◆ What the task requires
From the listing below, pull out all lines with "select" in them.

## start Given entries

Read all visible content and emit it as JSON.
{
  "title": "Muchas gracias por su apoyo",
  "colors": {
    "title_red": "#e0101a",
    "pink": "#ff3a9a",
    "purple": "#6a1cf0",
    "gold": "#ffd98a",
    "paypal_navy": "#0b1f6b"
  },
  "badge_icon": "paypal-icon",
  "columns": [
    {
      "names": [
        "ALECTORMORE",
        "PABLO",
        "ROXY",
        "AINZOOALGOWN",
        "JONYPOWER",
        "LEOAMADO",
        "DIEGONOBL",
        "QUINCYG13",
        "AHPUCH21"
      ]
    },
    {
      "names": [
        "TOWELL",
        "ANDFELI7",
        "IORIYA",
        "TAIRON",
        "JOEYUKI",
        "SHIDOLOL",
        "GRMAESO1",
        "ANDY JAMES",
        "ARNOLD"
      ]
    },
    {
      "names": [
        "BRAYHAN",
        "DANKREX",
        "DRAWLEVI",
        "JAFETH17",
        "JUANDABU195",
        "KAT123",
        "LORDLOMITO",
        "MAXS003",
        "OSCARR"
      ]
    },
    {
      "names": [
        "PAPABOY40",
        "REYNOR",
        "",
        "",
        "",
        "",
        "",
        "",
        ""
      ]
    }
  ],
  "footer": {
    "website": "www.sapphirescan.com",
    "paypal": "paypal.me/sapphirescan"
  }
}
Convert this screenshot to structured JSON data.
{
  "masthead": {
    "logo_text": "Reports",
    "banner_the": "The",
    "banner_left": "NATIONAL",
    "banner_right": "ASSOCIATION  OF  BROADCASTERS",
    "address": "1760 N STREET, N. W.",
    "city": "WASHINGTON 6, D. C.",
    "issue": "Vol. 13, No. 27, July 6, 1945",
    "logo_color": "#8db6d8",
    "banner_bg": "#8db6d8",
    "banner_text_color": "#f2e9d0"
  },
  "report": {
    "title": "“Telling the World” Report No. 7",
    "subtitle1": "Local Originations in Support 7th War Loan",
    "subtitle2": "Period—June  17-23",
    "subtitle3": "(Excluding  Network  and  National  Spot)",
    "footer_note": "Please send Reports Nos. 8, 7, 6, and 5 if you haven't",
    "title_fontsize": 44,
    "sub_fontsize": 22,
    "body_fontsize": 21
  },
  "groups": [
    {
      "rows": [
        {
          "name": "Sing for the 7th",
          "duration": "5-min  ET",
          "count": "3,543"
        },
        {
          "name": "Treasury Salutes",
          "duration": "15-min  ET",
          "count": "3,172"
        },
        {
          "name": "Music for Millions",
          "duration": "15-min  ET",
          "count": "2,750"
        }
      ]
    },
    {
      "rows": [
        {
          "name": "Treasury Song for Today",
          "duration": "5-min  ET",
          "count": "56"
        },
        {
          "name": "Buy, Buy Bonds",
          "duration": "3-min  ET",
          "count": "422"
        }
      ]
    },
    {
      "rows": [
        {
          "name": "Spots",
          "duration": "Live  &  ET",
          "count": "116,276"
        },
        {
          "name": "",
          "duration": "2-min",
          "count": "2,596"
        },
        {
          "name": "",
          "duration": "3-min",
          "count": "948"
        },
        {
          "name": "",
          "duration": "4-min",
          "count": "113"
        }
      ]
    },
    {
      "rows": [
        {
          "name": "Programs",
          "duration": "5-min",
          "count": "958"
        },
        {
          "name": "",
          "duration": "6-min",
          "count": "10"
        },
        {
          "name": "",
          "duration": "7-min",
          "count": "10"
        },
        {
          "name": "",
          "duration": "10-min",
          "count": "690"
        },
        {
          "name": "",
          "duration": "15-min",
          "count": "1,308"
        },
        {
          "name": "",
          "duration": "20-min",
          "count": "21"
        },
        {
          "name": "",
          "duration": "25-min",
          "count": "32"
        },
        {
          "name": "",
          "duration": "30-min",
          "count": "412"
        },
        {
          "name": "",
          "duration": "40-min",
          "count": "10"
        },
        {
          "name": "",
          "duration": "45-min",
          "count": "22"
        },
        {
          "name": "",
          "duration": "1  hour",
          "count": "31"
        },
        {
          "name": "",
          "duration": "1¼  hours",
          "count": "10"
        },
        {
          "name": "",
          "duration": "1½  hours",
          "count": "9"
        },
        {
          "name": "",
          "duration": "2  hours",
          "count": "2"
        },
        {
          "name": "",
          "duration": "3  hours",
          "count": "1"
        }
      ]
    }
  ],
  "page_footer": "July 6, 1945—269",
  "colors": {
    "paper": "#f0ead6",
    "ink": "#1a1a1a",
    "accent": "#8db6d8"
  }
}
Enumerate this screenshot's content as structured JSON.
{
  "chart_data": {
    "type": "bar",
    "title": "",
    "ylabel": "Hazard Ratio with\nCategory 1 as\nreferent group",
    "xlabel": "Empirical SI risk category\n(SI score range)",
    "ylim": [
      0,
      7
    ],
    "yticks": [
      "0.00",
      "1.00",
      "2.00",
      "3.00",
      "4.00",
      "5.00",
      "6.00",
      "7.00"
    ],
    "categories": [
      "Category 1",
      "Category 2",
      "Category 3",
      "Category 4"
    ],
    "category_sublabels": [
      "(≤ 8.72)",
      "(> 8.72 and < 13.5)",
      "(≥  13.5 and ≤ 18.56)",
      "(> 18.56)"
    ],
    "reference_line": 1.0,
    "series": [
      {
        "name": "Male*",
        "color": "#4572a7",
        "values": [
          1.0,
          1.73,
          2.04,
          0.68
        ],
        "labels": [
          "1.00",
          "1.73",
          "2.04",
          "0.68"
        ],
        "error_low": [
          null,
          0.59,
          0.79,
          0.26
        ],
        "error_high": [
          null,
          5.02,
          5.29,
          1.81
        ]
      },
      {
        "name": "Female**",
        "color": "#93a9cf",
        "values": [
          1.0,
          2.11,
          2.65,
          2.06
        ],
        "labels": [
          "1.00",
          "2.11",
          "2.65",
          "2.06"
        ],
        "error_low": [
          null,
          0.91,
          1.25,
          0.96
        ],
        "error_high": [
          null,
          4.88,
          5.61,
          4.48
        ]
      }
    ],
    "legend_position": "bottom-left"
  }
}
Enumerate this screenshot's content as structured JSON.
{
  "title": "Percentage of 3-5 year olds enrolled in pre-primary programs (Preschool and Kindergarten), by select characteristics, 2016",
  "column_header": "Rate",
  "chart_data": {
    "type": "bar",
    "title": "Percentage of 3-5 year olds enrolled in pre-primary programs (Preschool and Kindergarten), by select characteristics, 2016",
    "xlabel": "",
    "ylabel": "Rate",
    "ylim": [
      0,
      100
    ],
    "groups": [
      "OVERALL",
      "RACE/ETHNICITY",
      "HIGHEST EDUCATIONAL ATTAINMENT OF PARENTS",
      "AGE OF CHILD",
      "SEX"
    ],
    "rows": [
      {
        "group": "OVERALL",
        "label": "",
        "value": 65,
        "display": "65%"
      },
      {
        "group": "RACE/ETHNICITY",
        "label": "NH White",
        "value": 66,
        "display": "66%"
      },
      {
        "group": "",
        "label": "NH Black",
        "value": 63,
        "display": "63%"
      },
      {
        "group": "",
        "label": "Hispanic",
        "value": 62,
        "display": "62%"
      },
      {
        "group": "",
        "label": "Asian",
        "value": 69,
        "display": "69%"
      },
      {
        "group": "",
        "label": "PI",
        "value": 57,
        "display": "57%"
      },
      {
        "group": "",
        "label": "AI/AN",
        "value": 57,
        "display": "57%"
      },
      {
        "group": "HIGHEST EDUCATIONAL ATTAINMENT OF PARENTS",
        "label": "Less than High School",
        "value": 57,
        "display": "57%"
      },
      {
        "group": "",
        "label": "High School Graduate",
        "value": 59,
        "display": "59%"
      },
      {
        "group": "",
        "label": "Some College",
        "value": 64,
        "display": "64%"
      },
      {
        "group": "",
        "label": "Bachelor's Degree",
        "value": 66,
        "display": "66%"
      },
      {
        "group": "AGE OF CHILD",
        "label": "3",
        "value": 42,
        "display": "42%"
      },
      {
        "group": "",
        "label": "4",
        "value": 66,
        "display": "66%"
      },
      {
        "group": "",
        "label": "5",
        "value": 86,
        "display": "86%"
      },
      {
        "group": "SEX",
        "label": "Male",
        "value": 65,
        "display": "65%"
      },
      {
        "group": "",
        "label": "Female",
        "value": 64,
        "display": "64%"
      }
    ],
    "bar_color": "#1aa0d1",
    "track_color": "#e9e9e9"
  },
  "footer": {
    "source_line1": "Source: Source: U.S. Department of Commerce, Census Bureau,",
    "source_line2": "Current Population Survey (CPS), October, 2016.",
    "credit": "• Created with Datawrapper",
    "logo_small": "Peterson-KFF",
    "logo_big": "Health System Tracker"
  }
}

## end Given entries

◆ Correct result
  "title": "Percentage of 3-5 year olds enrolled in pre-primary programs (Preschool and Kindergarten), by select characteristics, 2016",
    "title": "Percentage of 3-5 year olds enrolled in pre-primary programs (Preschool and Kindergarten), by select characteristics, 2016",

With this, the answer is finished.